● **Records for this exercise**
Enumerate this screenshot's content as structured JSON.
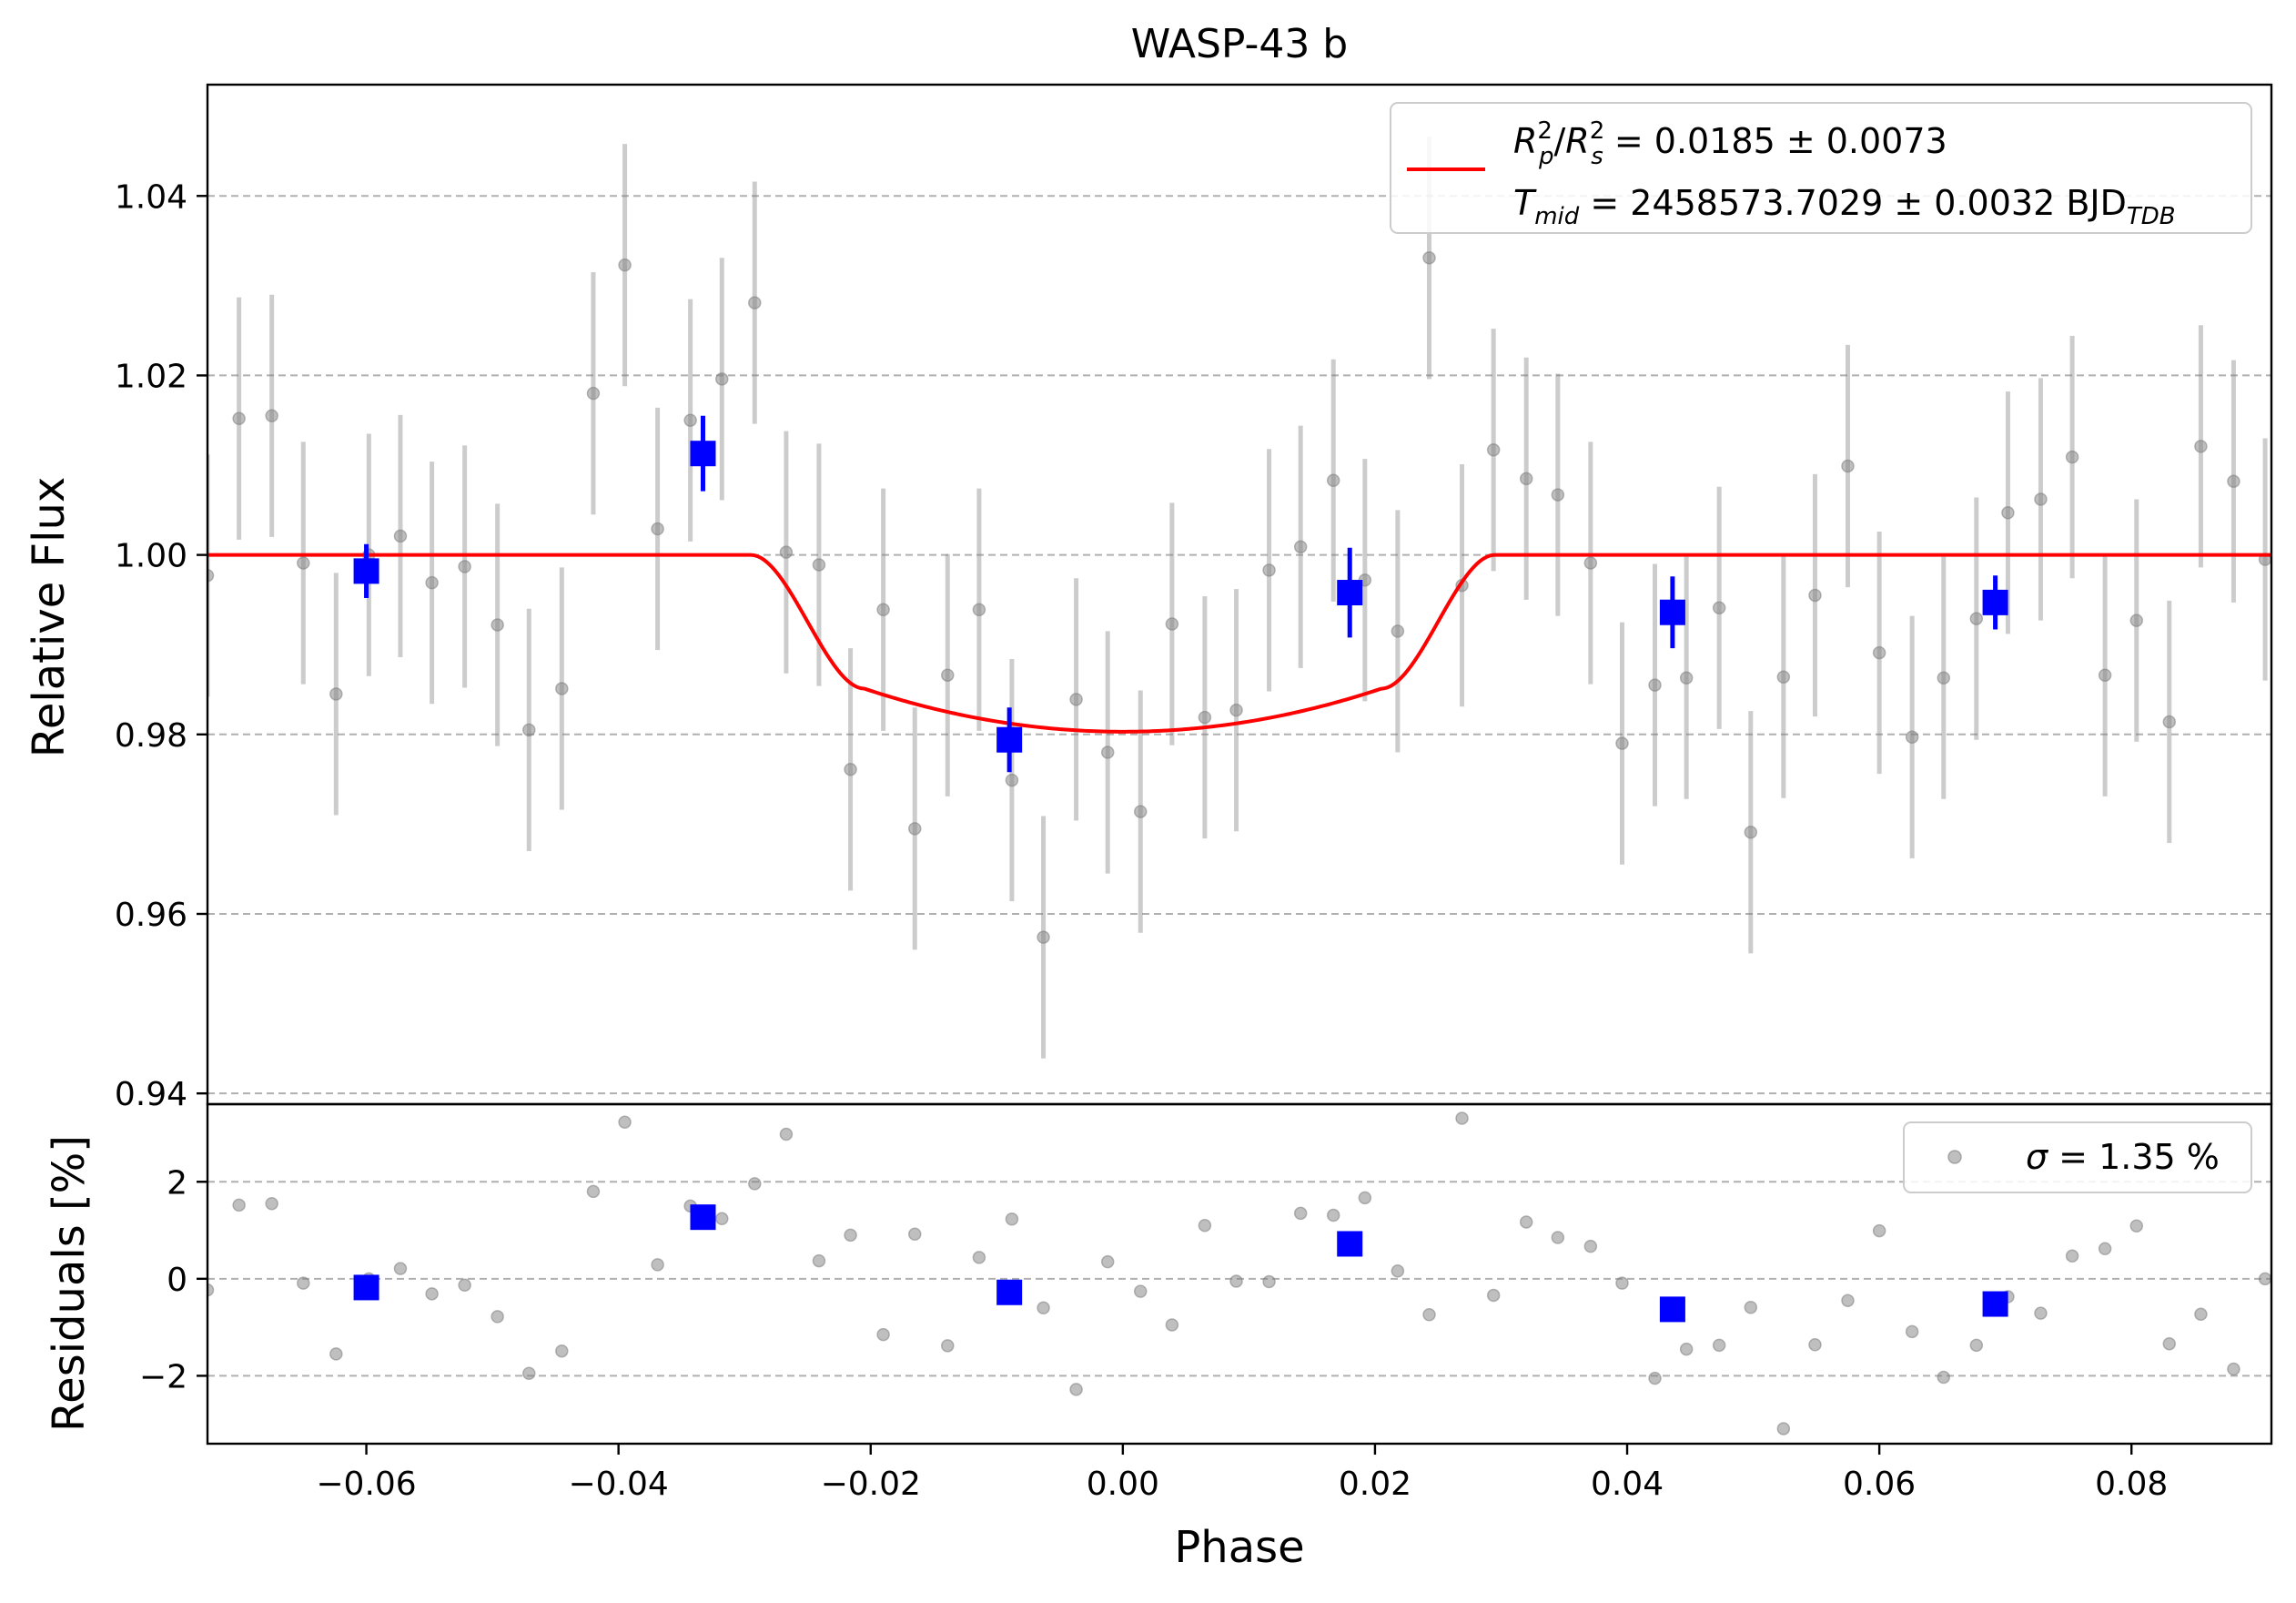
{
  "chart_data": {
    "type": "scatter",
    "title": "WASP-43 b",
    "xlabel": "Phase",
    "top_panel": {
      "ylabel": "Relative Flux",
      "xlim": [
        -0.0726,
        0.0911
      ],
      "ylim": [
        0.9388,
        1.0524
      ],
      "yticks": [
        0.94,
        0.96,
        0.98,
        1.0,
        1.02,
        1.04
      ],
      "ytick_labels": [
        "0.94",
        "0.96",
        "0.98",
        "1.00",
        "1.02",
        "1.04"
      ],
      "grid": "horizontal dashed",
      "legend_position": "upper-right",
      "legend": {
        "line1_base": "R",
        "line1_sub1": "p",
        "line1_sup1": "2",
        "line1_sep": "/",
        "line1_base2": "R",
        "line1_sub2": "s",
        "line1_sup2": "2",
        "line1_value": " = 0.0185 ± 0.0073",
        "line2_base": "T",
        "line2_sub": "mid",
        "line2_value": " = 2458573.7029 ± 0.0032 BJD",
        "line2_unit_sub": "TDB"
      },
      "model": {
        "name": "transit model",
        "color": "#ff0000",
        "depth": 0.0197,
        "t1": 0.0295,
        "t2": 0.0205
      },
      "raw_points": {
        "color": "#808080",
        "x": [
          -0.0726,
          -0.0701,
          -0.0675,
          -0.065,
          -0.0624,
          -0.0598,
          -0.0573,
          -0.0548,
          -0.0522,
          -0.0496,
          -0.0471,
          -0.0445,
          -0.042,
          -0.0395,
          -0.0369,
          -0.0343,
          -0.0318,
          -0.0292,
          -0.0267,
          -0.0241,
          -0.0216,
          -0.019,
          -0.0165,
          -0.0139,
          -0.0114,
          -0.0088,
          -0.0063,
          -0.0037,
          -0.0012,
          0.0014,
          0.0039,
          0.0065,
          0.009,
          0.0116,
          0.0141,
          0.0167,
          0.0192,
          0.0218,
          0.0243,
          0.0269,
          0.0294,
          0.032,
          0.0345,
          0.0371,
          0.0396,
          0.0422,
          0.0447,
          0.0473,
          0.0498,
          0.0524,
          0.0549,
          0.0575,
          0.06,
          0.0626,
          0.0651,
          0.0677,
          0.0702,
          0.0728,
          0.0753,
          0.0779,
          0.0804,
          0.083,
          0.0855,
          0.0881,
          0.0906
        ],
        "y": [
          0.9977,
          1.0152,
          1.0155,
          0.9991,
          0.9845,
          1.0,
          1.0021,
          0.9969,
          0.9987,
          0.9922,
          0.9805,
          0.9851,
          1.018,
          1.0323,
          1.0029,
          1.015,
          1.0196,
          1.0281,
          1.0003,
          0.9989,
          0.9761,
          0.9939,
          0.9695,
          0.9866,
          0.9939,
          0.9749,
          0.9574,
          0.9839,
          0.978,
          0.9714,
          0.9923,
          0.9819,
          0.9827,
          0.9983,
          1.0009,
          1.0083,
          0.9972,
          0.9915,
          1.0331,
          0.9966,
          1.0117,
          1.0085,
          1.0067,
          0.9991,
          0.979,
          0.9855,
          0.9863,
          0.9941,
          0.9691,
          0.9864,
          0.9955,
          1.0099,
          0.9891,
          0.9797,
          0.9863,
          0.9929,
          1.0047,
          1.0062,
          1.0109,
          0.9866,
          0.9927,
          0.9814,
          1.0121,
          1.0082,
          0.9995
        ],
        "yerr": [
          0.0135,
          0.0135,
          0.0135,
          0.0135,
          0.0135,
          0.0135,
          0.0135,
          0.0135,
          0.0135,
          0.0135,
          0.0135,
          0.0135,
          0.0135,
          0.0135,
          0.0135,
          0.0135,
          0.0135,
          0.0135,
          0.0135,
          0.0135,
          0.0135,
          0.0135,
          0.0135,
          0.0135,
          0.0135,
          0.0135,
          0.0135,
          0.0135,
          0.0135,
          0.0135,
          0.0135,
          0.0135,
          0.0135,
          0.0135,
          0.0135,
          0.0135,
          0.0135,
          0.0135,
          0.0135,
          0.0135,
          0.0135,
          0.0135,
          0.0135,
          0.0135,
          0.0135,
          0.0135,
          0.0135,
          0.0135,
          0.0135,
          0.0135,
          0.0135,
          0.0135,
          0.0135,
          0.0135,
          0.0135,
          0.0135,
          0.0135,
          0.0135,
          0.0135,
          0.0135,
          0.0135,
          0.0135,
          0.0135,
          0.0135,
          0.0135
        ]
      },
      "binned_points": {
        "color": "#0000ff",
        "x": [
          -0.06,
          -0.0333,
          -0.009,
          0.018,
          0.0436,
          0.0692
        ],
        "y": [
          0.9982,
          1.0113,
          0.9794,
          0.9958,
          0.9936,
          0.9947
        ],
        "yerr": [
          0.003,
          0.0042,
          0.0036,
          0.005,
          0.004,
          0.003
        ]
      }
    },
    "bottom_panel": {
      "ylabel": "Residuals [%]",
      "ylim": [
        -3.4,
        3.6
      ],
      "yticks": [
        -2,
        0,
        2
      ],
      "ytick_labels": [
        "−2",
        "0",
        "2"
      ],
      "grid": "horizontal dashed",
      "legend_position": "upper-right",
      "legend": {
        "sigma_symbol": "σ",
        "sigma_text": " = 1.35 %"
      },
      "raw_residuals": {
        "color": "#808080",
        "x": [
          -0.0726,
          -0.0701,
          -0.0675,
          -0.065,
          -0.0624,
          -0.0598,
          -0.0573,
          -0.0548,
          -0.0522,
          -0.0496,
          -0.0471,
          -0.0445,
          -0.042,
          -0.0395,
          -0.0369,
          -0.0343,
          -0.0318,
          -0.0292,
          -0.0267,
          -0.0241,
          -0.0216,
          -0.019,
          -0.0165,
          -0.0139,
          -0.0114,
          -0.0088,
          -0.0063,
          -0.0037,
          -0.0012,
          0.0014,
          0.0039,
          0.0065,
          0.009,
          0.0116,
          0.0141,
          0.0167,
          0.0192,
          0.0218,
          0.0243,
          0.0269,
          0.0294,
          0.032,
          0.0345,
          0.0371,
          0.0396,
          0.0422,
          0.0447,
          0.0473,
          0.0498,
          0.0524,
          0.0549,
          0.0575,
          0.06,
          0.0626,
          0.0651,
          0.0677,
          0.0702,
          0.0728,
          0.0753,
          0.0779,
          0.0804,
          0.083,
          0.0855,
          0.0881,
          0.0906
        ],
        "y": [
          -0.23,
          1.52,
          1.55,
          -0.09,
          -1.55,
          0.0,
          0.21,
          -0.31,
          -0.13,
          -0.78,
          -1.95,
          -1.49,
          1.8,
          3.23,
          0.29,
          1.5,
          1.24,
          1.96,
          2.98,
          0.37,
          0.9,
          -1.15,
          0.92,
          -1.38,
          0.44,
          1.23,
          -0.6,
          -2.28,
          0.35,
          -0.26,
          -0.95,
          1.1,
          -0.05,
          -0.06,
          1.35,
          1.31,
          1.67,
          0.16,
          -0.74,
          3.31,
          -0.34,
          1.17,
          0.85,
          0.67,
          -0.09,
          -2.05,
          -1.45,
          -1.37,
          -0.59,
          -3.09,
          -1.36,
          -0.45,
          0.99,
          -1.09,
          -2.03,
          -1.37,
          -0.37,
          -0.71,
          0.47,
          0.62,
          1.09,
          -1.34,
          -0.73,
          -1.86,
          0.0
        ]
      },
      "binned_residuals": {
        "color": "#0000ff",
        "x": [
          -0.06,
          -0.0333,
          -0.009,
          0.018,
          0.0436,
          0.0692
        ],
        "y": [
          -0.18,
          1.27,
          -0.28,
          0.72,
          -0.63,
          -0.52
        ]
      }
    },
    "xticks": [
      -0.06,
      -0.04,
      -0.02,
      0.0,
      0.02,
      0.04,
      0.06,
      0.08
    ],
    "xtick_labels": [
      "−0.06",
      "−0.04",
      "−0.02",
      "0.00",
      "0.02",
      "0.04",
      "0.06",
      "0.08"
    ]
  }
}
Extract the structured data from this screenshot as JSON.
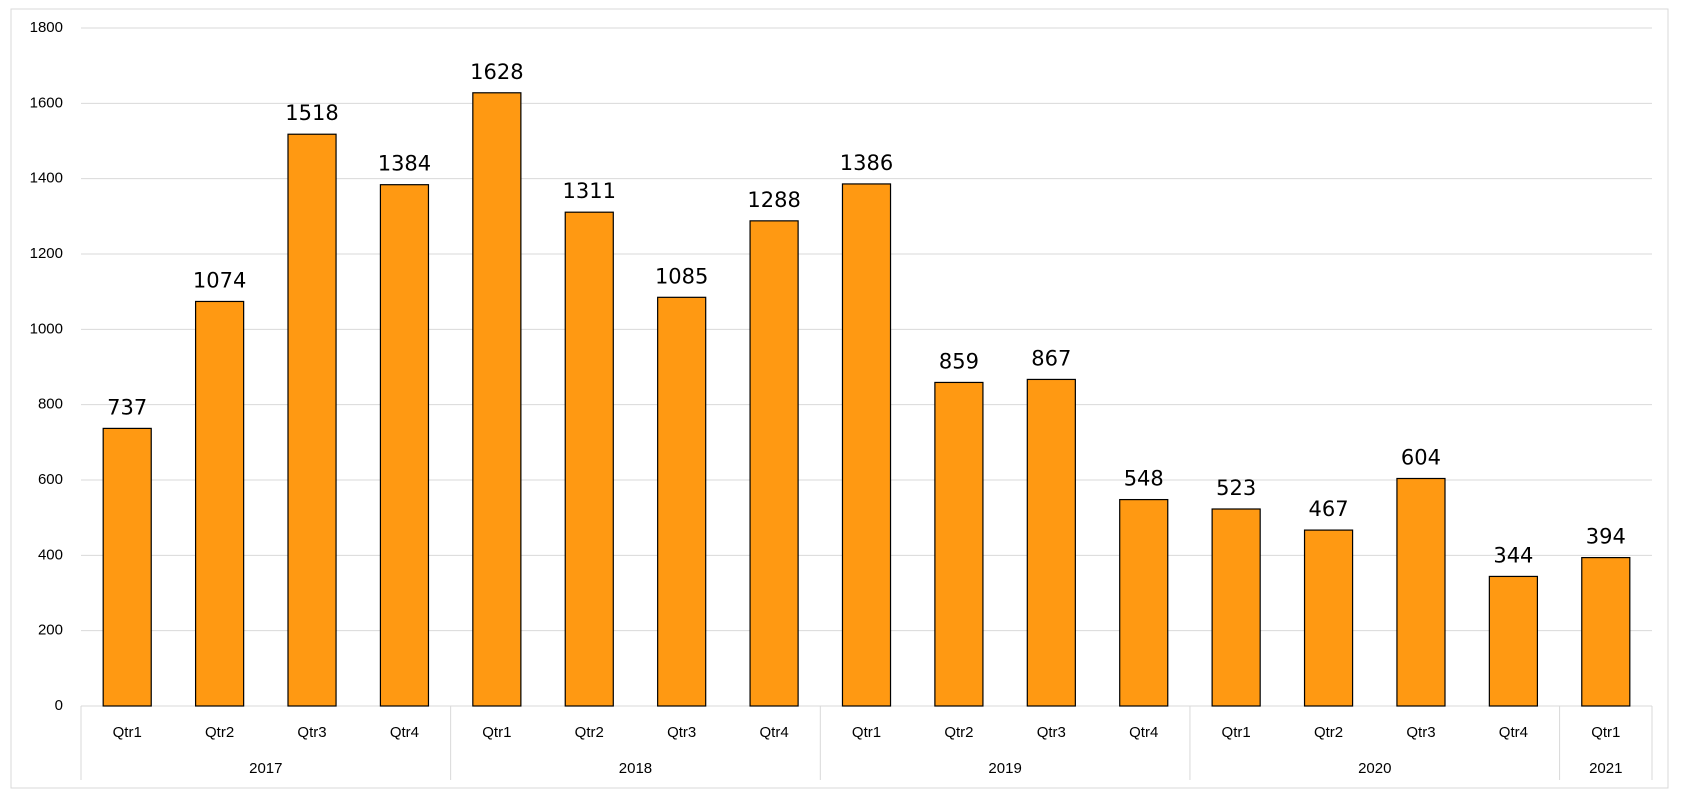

● **Exercise description**
From the entries, copy out each line containing the word "screenshot".

● **Problem solution**
Enumerate this screenshot's content as structured JSON.
Extract the structured data from this screenshot as JSON.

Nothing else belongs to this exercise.